> _Passage provided_:
Save 2M of heap for large static constant map in CategorizationPartOf…

…SpeechDictionary (elastic#103302) For one, this cleans up the lazy-loading implementation to use a standard holder approach. More importantly, this moves the implementation to use a final immutable map instead of a HashMap which saves about 2M in heap (reduction from ~7M to ~5M) for this map.
jimczi · Dec 12, 2023 · e784083 · e784083
1 parent 7d2fb63
commit e784083
Showing 1 changed file with 44 additions and 48 deletions.
diff --git a/.../org/elasticsearch/xpack/ml/aggs/categorization/CategorizationPartOfSpeechDictionary.java b/.../org/elasticsearch/xpack/ml/aggs/categorization/CategorizationPartOfSpeechDictionary.java
@@ -8,7 +8,6 @@
 package org.elasticsearch.xpack.ml.aggs.categorization;
 
 import java.io.BufferedReader;
-import java.io.IOException;
 import java.io.InputStream;
 import java.io.InputStreamReader;
 import java.nio.charset.StandardCharsets;
@@ -73,49 +72,56 @@ static PartOfSpeech fromCode(char partOfSpeechCode) {
         }
     }
 
-    /**
-     * Lazy loaded singleton instance to avoid loading the dictionary repeatedly.
-     */
-    private static CategorizationPartOfSpeechDictionary instance;
-    private static final Object INIT_LOCK = new Object();
+    private static final class Holder {
+        /**
+         * Lazy loaded singleton instance to avoid loading the dictionary repeatedly.
+         */
+        private static final CategorizationPartOfSpeechDictionary instance = new CategorizationPartOfSpeechDictionary();
+    }
 
     /**
      * Keys are lower case.
      */
-    private final Map<String, PartOfSpeech> partOfSpeechDictionary = new HashMap<>();
-    private final int maxDictionaryWordLength;
+    private final Map<String, PartOfSpeech> partOfSpeechDictionary;
 
-    CategorizationPartOfSpeechDictionary(InputStream is) throws IOException {
+    private final int maxDictionaryWordLength;
 
-        int maxLength = 0;
-        BufferedReader reader = new BufferedReader(new InputStreamReader(is, StandardCharsets.UTF_8));
-        String line;
-        while ((line = reader.readLine()) != null) {
-            line = line.trim();
-            if (line.isEmpty()) {
-                continue;
-            }
-            String[] split = line.split(PART_OF_SPEECH_SEPARATOR);
-            if (split.length != 2) {
-                throw new IllegalArgumentException(
-                    "Unexpected format in line [" + line + "]: expected one [" + PART_OF_SPEECH_SEPARATOR + "] separator"
-                );
-            }
-            if (split[0].isEmpty()) {
-                throw new IllegalArgumentException(
-                    "Unexpected format in line [" + line + "]: nothing preceding [" + PART_OF_SPEECH_SEPARATOR + "] separator"

> _Recorded data_:
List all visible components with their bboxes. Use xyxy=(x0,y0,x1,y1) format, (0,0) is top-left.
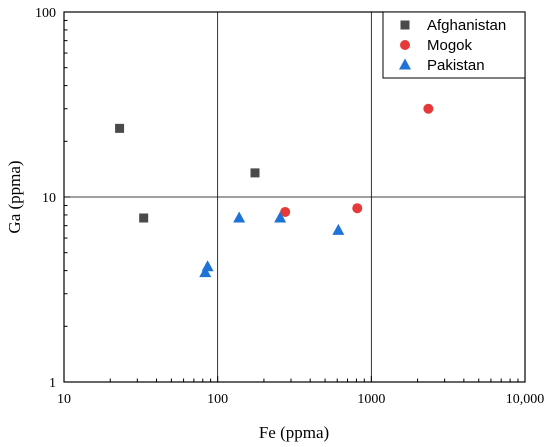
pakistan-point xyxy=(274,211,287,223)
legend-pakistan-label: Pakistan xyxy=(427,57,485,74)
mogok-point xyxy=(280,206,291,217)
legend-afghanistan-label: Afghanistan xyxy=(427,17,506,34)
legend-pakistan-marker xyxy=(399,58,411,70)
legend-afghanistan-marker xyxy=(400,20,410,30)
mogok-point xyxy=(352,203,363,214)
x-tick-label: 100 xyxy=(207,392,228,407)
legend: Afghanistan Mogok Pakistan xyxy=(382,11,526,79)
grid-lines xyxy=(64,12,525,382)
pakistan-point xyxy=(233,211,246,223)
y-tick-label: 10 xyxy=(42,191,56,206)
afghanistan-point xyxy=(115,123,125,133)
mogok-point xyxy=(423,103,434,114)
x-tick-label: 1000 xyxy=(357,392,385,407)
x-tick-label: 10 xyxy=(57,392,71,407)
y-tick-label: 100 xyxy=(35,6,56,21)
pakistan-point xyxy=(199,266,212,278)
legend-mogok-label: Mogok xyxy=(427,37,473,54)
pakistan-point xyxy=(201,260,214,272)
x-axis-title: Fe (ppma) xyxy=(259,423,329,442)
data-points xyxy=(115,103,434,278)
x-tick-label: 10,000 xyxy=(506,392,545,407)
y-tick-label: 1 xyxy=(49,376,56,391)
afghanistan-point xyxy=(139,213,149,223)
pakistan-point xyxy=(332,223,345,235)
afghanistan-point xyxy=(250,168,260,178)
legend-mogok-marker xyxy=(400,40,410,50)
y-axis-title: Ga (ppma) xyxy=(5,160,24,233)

> _Exercise task 1_:
Answer these about the commit page:
(a) According to the commit message, what was the heap use for this map before and after the change?
(b) Which import does the diff remove?
(c) How many additions and deletions does the commit show?
> _Exercise task 2_: Continue the commit page for the part-of-speech dictionary change, starting right after its last line.

> _Expected output 1_:
(a) About 7M before and about 5M after, which saves about 2M.
(b) java.io.IOException
(c) 44 additions and 48 deletions.

> _Expected output 2_:
-                );
-            }
-            if (split[1].isEmpty()) {
-                throw new IllegalArgumentException(
-                    "Unexpected format in line [" + line + "]: nothing following [" + PART_OF_SPEECH_SEPARATOR + "] separator"
-                );
+    CategorizationPartOfSpeechDictionary() {
+        try (InputStream is = CategorizationPartOfSpeechDictionary.class.getResourceAsStream(DICTIONARY_FILE_PATH)) {
+            int maxLength = 0;
+            BufferedReader reader = new BufferedReader(new InputStreamReader(is, StandardCharsets.UTF_8));
+            String line;
+            final Map<String, PartOfSpeech> partOfSpeechMap = new HashMap<>();
+            while ((line = reader.readLine()) != null) {
+                line = line.trim();
+                if (line.isEmpty()) {
+                    continue;
+                }
+                String[] split = line.split(PART_OF_SPEECH_SEPARATOR);
+                if (split.length != 2) {
+                    throw new IllegalArgumentException(
+                        "Unexpected format in line [" + line + "]: expected one [" + PART_OF_SPEECH_SEPARATOR + "] separator"
+                    );
+                }
+                if (split[0].isEmpty()) {
+                    throw new IllegalArgumentException(
+                        "Unexpected format in line [" + line + "]: nothing preceding [" + PART_OF_SPEECH_SEPARATOR + "] separator"
+                    );
+                }
+                if (split[1].isEmpty()) {
+                    throw new IllegalArgumentException(
+                        "Unexpected format in line [" + line + "]: nothing following [" + PART_OF_SPEECH_SEPARATOR + "] separator"
+                    );
+                }
+                String lowerCaseWord = split[0].toLowerCase(Locale.ROOT);
+                partOfSpeechMap.put(lowerCaseWord, PartOfSpeech.fromCode(split[1].charAt(0)));
+                maxLength = Math.max(maxLength, lowerCaseWord.length());
             }
-            String lowerCaseWord = split[0].toLowerCase(Locale.ROOT);
-            partOfSpeechDictionary.put(lowerCaseWord, PartOfSpeech.fromCode(split[1].charAt(0)));
-            maxLength = Math.max(maxLength, lowerCaseWord.length());
+            partOfSpeechDictionary = Map.copyOf(partOfSpeechMap);
+            maxDictionaryWordLength = maxLength;
+        } catch (Exception e) {
+            throw new AssertionError(e);
         }
-        maxDictionaryWordLength = maxLength;
     }
 
     // TODO: now we have this in Java, perform this operation in Java for anomaly detection categorization instead of in C++.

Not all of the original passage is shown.